Dataset excerpt:
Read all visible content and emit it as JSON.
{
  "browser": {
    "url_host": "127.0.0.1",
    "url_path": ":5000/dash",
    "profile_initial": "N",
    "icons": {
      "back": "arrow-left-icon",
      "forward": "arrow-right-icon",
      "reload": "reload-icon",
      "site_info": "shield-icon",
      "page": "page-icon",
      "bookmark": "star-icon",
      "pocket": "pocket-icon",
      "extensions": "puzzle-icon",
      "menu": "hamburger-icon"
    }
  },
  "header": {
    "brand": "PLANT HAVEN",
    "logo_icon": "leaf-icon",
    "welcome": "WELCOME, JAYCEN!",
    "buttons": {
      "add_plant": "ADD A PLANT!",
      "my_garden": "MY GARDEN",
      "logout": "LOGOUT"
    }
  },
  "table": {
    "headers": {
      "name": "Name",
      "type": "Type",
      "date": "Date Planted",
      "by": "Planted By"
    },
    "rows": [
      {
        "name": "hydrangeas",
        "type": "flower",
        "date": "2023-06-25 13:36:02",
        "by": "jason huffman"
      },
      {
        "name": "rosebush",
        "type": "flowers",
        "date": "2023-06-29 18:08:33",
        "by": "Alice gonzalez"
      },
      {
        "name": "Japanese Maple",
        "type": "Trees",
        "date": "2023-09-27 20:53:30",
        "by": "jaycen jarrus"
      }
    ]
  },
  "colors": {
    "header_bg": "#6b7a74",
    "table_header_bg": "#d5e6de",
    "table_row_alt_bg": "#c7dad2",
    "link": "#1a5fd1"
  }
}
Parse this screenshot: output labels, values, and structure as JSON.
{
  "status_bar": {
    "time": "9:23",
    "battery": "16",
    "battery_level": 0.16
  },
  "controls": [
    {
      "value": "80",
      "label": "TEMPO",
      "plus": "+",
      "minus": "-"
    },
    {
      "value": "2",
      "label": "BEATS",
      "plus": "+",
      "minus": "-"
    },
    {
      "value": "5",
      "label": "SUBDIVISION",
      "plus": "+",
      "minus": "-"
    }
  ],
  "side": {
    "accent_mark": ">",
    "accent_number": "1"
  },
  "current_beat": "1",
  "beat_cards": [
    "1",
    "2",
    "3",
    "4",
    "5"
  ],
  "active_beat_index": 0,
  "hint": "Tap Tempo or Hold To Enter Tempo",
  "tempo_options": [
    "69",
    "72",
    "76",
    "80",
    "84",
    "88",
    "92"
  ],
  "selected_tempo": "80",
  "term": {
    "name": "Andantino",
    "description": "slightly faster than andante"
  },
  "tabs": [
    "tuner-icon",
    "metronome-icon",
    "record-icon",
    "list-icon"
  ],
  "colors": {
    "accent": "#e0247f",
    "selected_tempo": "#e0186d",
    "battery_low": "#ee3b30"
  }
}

● WORK TO COMPLETE: Your output consists solely of the lines from the one with "Parse this screenshot: output" through the last line, copied exactly.

● FULL RESPONSE:
Parse this screenshot: output labels, values, and structure as JSON.
{
  "status_bar": {
    "time": "9:23",
    "battery": "16",
    "battery_level": 0.16
  },
  "controls": [
    {
      "value": "80",
      "label": "TEMPO",
      "plus": "+",
      "minus": "-"
    },
    {
      "value": "2",
      "label": "BEATS",
      "plus": "+",
      "minus": "-"
    },
    {
      "value": "5",
      "label": "SUBDIVISION",
      "plus": "+",
      "minus": "-"
    }
  ],
  "side": {
    "accent_mark": ">",
    "accent_number": "1"
  },
  "current_beat": "1",
  "beat_cards": [
    "1",
    "2",
    "3",
    "4",
    "5"
  ],
  "active_beat_index": 0,
  "hint": "Tap Tempo or Hold To Enter Tempo",
  "tempo_options": [
    "69",
    "72",
    "76",
    "80",
    "84",
    "88",
    "92"
  ],
  "selected_tempo": "80",
  "term": {
    "name": "Andantino",
    "description": "slightly faster than andante"
  },
  "tabs": [
    "tuner-icon",
    "metronome-icon",
    "record-icon",
    "list-icon"
  ],
  "colors": {
    "accent": "#e0247f",
    "selected_tempo": "#e0186d",
    "battery_low": "#ee3b30"
  }
}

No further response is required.